--- REQUIREMENT ---
Take the entries below and reproduce them word for word.

※ ※ ※

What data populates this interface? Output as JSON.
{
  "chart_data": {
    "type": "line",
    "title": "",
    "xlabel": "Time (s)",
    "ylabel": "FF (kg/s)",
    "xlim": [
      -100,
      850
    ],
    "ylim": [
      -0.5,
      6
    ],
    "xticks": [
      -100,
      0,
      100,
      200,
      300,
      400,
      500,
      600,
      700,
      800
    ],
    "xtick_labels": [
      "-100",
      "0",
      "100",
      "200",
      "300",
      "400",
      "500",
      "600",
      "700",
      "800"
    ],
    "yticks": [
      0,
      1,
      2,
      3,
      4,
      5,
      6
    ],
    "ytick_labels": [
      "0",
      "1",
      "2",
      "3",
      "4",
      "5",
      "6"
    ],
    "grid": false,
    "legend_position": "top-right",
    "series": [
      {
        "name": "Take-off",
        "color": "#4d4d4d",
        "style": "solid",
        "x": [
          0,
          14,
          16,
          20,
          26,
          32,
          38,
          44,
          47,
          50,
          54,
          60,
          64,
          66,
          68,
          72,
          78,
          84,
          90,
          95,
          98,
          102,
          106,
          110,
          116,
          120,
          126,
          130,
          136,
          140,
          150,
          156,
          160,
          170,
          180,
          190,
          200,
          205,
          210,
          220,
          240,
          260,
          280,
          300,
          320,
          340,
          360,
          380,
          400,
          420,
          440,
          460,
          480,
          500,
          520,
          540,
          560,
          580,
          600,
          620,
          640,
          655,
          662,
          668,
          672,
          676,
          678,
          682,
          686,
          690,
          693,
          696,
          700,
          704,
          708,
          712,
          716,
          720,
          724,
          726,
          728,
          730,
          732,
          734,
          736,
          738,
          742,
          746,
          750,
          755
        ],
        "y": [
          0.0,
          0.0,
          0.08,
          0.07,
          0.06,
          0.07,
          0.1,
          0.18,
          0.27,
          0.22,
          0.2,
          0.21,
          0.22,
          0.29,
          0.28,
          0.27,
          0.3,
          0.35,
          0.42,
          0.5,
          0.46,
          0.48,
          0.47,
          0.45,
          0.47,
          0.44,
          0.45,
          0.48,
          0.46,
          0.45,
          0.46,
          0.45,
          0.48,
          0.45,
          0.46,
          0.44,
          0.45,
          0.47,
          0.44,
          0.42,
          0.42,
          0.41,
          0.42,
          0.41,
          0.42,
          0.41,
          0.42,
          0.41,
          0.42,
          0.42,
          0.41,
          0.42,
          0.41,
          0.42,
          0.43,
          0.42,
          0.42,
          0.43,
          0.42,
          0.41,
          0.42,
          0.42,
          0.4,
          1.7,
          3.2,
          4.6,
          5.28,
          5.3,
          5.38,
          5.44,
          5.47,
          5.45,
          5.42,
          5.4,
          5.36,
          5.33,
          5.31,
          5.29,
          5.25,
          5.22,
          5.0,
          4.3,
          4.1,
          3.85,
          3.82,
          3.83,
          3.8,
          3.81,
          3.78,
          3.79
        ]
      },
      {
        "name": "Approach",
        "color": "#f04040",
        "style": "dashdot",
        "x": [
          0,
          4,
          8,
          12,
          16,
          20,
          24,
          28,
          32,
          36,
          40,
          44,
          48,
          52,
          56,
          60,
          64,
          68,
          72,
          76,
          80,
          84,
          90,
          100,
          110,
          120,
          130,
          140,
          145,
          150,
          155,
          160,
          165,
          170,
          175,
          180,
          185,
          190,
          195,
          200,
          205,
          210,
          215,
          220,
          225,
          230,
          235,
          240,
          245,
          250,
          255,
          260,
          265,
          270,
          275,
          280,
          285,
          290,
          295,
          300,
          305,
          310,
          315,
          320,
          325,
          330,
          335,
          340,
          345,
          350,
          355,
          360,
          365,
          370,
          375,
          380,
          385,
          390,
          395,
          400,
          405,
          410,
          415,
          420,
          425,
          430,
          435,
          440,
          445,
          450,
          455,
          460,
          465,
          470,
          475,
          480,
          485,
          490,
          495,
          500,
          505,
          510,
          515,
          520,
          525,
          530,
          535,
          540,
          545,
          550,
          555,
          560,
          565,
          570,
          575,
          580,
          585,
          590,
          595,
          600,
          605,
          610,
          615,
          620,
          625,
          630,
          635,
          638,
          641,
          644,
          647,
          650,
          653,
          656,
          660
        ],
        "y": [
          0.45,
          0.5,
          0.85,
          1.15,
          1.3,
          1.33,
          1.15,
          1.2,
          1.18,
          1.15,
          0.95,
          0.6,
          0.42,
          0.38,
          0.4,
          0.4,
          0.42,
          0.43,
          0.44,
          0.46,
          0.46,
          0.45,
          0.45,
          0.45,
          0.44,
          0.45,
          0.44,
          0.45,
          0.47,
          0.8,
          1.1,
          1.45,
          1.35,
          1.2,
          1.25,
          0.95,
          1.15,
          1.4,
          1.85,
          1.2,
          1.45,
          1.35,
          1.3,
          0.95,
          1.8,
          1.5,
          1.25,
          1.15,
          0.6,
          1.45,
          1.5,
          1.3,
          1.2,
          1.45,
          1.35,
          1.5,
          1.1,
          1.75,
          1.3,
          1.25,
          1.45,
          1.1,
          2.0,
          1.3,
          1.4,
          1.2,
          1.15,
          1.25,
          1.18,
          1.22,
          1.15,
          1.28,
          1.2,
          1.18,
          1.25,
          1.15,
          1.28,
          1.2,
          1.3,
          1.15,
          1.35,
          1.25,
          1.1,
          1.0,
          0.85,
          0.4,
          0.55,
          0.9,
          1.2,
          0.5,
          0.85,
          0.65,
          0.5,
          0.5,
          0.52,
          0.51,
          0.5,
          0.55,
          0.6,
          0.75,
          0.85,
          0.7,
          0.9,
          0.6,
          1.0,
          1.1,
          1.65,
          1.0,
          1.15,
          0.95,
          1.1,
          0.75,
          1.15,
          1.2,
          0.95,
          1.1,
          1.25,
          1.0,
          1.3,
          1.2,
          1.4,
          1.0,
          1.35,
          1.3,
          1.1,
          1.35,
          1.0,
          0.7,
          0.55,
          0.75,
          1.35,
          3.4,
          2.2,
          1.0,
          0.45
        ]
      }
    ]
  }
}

※ ※ ※

--- ANSWER FOR THIS EXERCISE ---
What data populates this interface? Output as JSON.
{
  "chart_data": {
    "type": "line",
    "title": "",
    "xlabel": "Time (s)",
    "ylabel": "FF (kg/s)",
    "xlim": [
      -100,
      850
    ],
    "ylim": [
      -0.5,
      6
    ],
    "xticks": [
      -100,
      0,
      100,
      200,
      300,
      400,
      500,
      600,
      700,
      800
    ],
    "xtick_labels": [
      "-100",
      "0",
      "100",
      "200",
      "300",
      "400",
      "500",
      "600",
      "700",
      "800"
    ],
    "yticks": [
      0,
      1,
      2,
      3,
      4,
      5,
      6
    ],
    "ytick_labels": [
      "0",
      "1",
      "2",
      "3",
      "4",
      "5",
      "6"
    ],
    "grid": false,
    "legend_position": "top-right",
    "series": [
      {
        "name": "Take-off",
        "color": "#4d4d4d",
        "style": "solid",
        "x": [
          0,
          14,
          16,
          20,
          26,
          32,
          38,
          44,
          47,
          50,
          54,
          60,
          64,
          66,
          68,
          72,
          78,
          84,
          90,
          95,
          98,
          102,
          106,
          110,
          116,
          120,
          126,
          130,
          136,
          140,
          150,
          156,
          160,
          170,
          180,
          190,
          200,
          205,
          210,
          220,
          240,
          260,
          280,
          300,
          320,
          340,
          360,
          380,
          400,
          420,
          440,
          460,
          480,
          500,
          520,
          540,
          560,
          580,
          600,
          620,
          640,
          655,
          662,
          668,
          672,
          676,
          678,
          682,
          686,
          690,
          693,
          696,
          700,
          704,
          708,
          712,
          716,
          720,
          724,
          726,
          728,
          730,
          732,
          734,
          736,
          738,
          742,
          746,
          750,
          755
        ],
        "y": [
          0.0,
          0.0,
          0.08,
          0.07,
          0.06,
          0.07,
          0.1,
          0.18,
          0.27,
          0.22,
          0.2,
          0.21,
          0.22,
          0.29,
          0.28,
          0.27,
          0.3,
          0.35,
          0.42,
          0.5,
          0.46,
          0.48,
          0.47,
          0.45,
          0.47,
          0.44,
          0.45,
          0.48,
          0.46,
          0.45,
          0.46,
          0.45,
          0.48,
          0.45,
          0.46,
          0.44,
          0.45,
          0.47,
          0.44,
          0.42,
          0.42,
          0.41,
          0.42,
          0.41,
          0.42,
          0.41,
          0.42,
          0.41,
          0.42,
          0.42,
          0.41,
          0.42,
          0.41,
          0.42,
          0.43,
          0.42,
          0.42,
          0.43,
          0.42,
          0.41,
          0.42,
          0.42,
          0.4,
          1.7,
          3.2,
          4.6,
          5.28,
          5.3,
          5.38,
          5.44,
          5.47,
          5.45,
          5.42,
          5.4,
          5.36,
          5.33,
          5.31,
          5.29,
          5.25,
          5.22,
          5.0,
          4.3,
          4.1,
          3.85,
          3.82,
          3.83,
          3.8,
          3.81,
          3.78,
          3.79
        ]
      },
      {
        "name": "Approach",
        "color": "#f04040",
        "style": "dashdot",
        "x": [
          0,
          4,
          8,
          12,
          16,
          20,
          24,
          28,
          32,
          36,
          40,
          44,
          48,
          52,
          56,
          60,
          64,
          68,
          72,
          76,
          80,
          84,
          90,
          100,
          110,
          120,
          130,
          140,
          145,
          150,
          155,
          160,
          165,
          170,
          175,
          180,
          185,
          190,
          195,
          200,
          205,
          210,
          215,
          220,
          225,
          230,
          235,
          240,
          245,
          250,
          255,
          260,
          265,
          270,
          275,
          280,
          285,
          290,
          295,
          300,
          305,
          310,
          315,
          320,
          325,
          330,
          335,
          340,
          345,
          350,
          355,
          360,
          365,
          370,
          375,
          380,
          385,
          390,
          395,
          400,
          405,
          410,
          415,
          420,
          425,
          430,
          435,
          440,
          445,
          450,
          455,
          460,
          465,
          470,
          475,
          480,
          485,
          490,
          495,
          500,
          505,
          510,
          515,
          520,
          525,
          530,
          535,
          540,
          545,
          550,
          555,
          560,
          565,
          570,
          575,
          580,
          585,
          590,
          595,
          600,
          605,
          610,
          615,
          620,
          625,
          630,
          635,
          638,
          641,
          644,
          647,
          650,
          653,
          656,
          660
        ],
        "y": [
          0.45,
          0.5,
          0.85,
          1.15,
          1.3,
          1.33,
          1.15,
          1.2,
          1.18,
          1.15,
          0.95,
          0.6,
          0.42,
          0.38,
          0.4,
          0.4,
          0.42,
          0.43,
          0.44,
          0.46,
          0.46,
          0.45,
          0.45,
          0.45,
          0.44,
          0.45,
          0.44,
          0.45,
          0.47,
          0.8,
          1.1,
          1.45,
          1.35,
          1.2,
          1.25,
          0.95,
          1.15,
          1.4,
          1.85,
          1.2,
          1.45,
          1.35,
          1.3,
          0.95,
          1.8,
          1.5,
          1.25,
          1.15,
          0.6,
          1.45,
          1.5,
          1.3,
          1.2,
          1.45,
          1.35,
          1.5,
          1.1,
          1.75,
          1.3,
          1.25,
          1.45,
          1.1,
          2.0,
          1.3,
          1.4,
          1.2,
          1.15,
          1.25,
          1.18,
          1.22,
          1.15,
          1.28,
          1.2,
          1.18,
          1.25,
          1.15,
          1.28,
          1.2,
          1.3,
          1.15,
          1.35,
          1.25,
          1.1,
          1.0,
          0.85,
          0.4,
          0.55,
          0.9,
          1.2,
          0.5,
          0.85,
          0.65,
          0.5,
          0.5,
          0.52,
          0.51,
          0.5,
          0.55,
          0.6,
          0.75,
          0.85,
          0.7,
          0.9,
          0.6,
          1.0,
          1.1,
          1.65,
          1.0,
          1.15,
          0.95,
          1.1,
          0.75,
          1.15,
          1.2,
          0.95,
          1.1,
          1.25,
          1.0,
          1.3,
          1.2,
          1.4,
          1.0,
          1.35,
          1.3,
          1.1,
          1.35,
          1.0,
          0.7,
          0.55,
          0.75,
          1.35,
          3.4,
          2.2,
          1.0,
          0.45
        ]
      }
    ]
  }
}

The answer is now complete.